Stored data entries

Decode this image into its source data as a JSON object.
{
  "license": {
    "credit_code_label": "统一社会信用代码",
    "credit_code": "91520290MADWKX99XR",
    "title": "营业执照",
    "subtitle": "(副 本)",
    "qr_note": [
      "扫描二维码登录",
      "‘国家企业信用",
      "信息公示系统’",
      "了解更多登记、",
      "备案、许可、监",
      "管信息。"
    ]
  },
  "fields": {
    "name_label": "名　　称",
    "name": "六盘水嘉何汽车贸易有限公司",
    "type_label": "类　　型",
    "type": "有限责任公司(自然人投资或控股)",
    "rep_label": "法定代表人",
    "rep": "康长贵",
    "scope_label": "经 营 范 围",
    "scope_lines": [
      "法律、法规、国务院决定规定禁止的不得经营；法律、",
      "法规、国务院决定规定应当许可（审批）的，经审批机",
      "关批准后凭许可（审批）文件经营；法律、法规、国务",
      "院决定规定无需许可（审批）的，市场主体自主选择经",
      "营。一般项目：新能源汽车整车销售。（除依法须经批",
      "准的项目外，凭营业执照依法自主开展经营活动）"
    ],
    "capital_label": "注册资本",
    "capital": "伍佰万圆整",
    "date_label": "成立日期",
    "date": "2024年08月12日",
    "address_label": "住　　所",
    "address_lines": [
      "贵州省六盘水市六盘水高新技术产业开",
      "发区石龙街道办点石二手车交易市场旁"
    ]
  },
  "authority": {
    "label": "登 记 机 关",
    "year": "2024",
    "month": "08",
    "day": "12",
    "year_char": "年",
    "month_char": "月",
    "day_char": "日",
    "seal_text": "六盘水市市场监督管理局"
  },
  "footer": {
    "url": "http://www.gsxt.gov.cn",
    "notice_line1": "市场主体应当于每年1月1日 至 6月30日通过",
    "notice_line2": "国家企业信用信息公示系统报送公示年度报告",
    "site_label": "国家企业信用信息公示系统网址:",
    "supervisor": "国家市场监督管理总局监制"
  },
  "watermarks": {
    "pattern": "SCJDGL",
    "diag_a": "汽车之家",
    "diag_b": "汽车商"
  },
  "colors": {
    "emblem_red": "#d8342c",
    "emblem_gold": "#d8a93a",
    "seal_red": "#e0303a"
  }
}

### TO DO
Your task is to output the full set of records exactly as presented.

### FINAL RESULT
Decode this image into its source data as a JSON object.
{
  "license": {
    "credit_code_label": "统一社会信用代码",
    "credit_code": "91520290MADWKX99XR",
    "title": "营业执照",
    "subtitle": "(副 本)",
    "qr_note": [
      "扫描二维码登录",
      "‘国家企业信用",
      "信息公示系统’",
      "了解更多登记、",
      "备案、许可、监",
      "管信息。"
    ]
  },
  "fields": {
    "name_label": "名　　称",
    "name": "六盘水嘉何汽车贸易有限公司",
    "type_label": "类　　型",
    "type": "有限责任公司(自然人投资或控股)",
    "rep_label": "法定代表人",
    "rep": "康长贵",
    "scope_label": "经 营 范 围",
    "scope_lines": [
      "法律、法规、国务院决定规定禁止的不得经营；法律、",
      "法规、国务院决定规定应当许可（审批）的，经审批机",
      "关批准后凭许可（审批）文件经营；法律、法规、国务",
      "院决定规定无需许可（审批）的，市场主体自主选择经",
      "营。一般项目：新能源汽车整车销售。（除依法须经批",
      "准的项目外，凭营业执照依法自主开展经营活动）"
    ],
    "capital_label": "注册资本",
    "capital": "伍佰万圆整",
    "date_label": "成立日期",
    "date": "2024年08月12日",
    "address_label": "住　　所",
    "address_lines": [
      "贵州省六盘水市六盘水高新技术产业开",
      "发区石龙街道办点石二手车交易市场旁"
    ]
  },
  "authority": {
    "label": "登 记 机 关",
    "year": "2024",
    "month": "08",
    "day": "12",
    "year_char": "年",
    "month_char": "月",
    "day_char": "日",
    "seal_text": "六盘水市市场监督管理局"
  },
  "footer": {
    "url": "http://www.gsxt.gov.cn",
    "notice_line1": "市场主体应当于每年1月1日 至 6月30日通过",
    "notice_line2": "国家企业信用信息公示系统报送公示年度报告",
    "site_label": "国家企业信用信息公示系统网址:",
    "supervisor": "国家市场监督管理总局监制"
  },
  "watermarks": {
    "pattern": "SCJDGL",
    "diag_a": "汽车之家",
    "diag_b": "汽车商"
  },
  "colors": {
    "emblem_red": "#d8342c",
    "emblem_gold": "#d8a93a",
    "seal_red": "#e0303a"
  }
}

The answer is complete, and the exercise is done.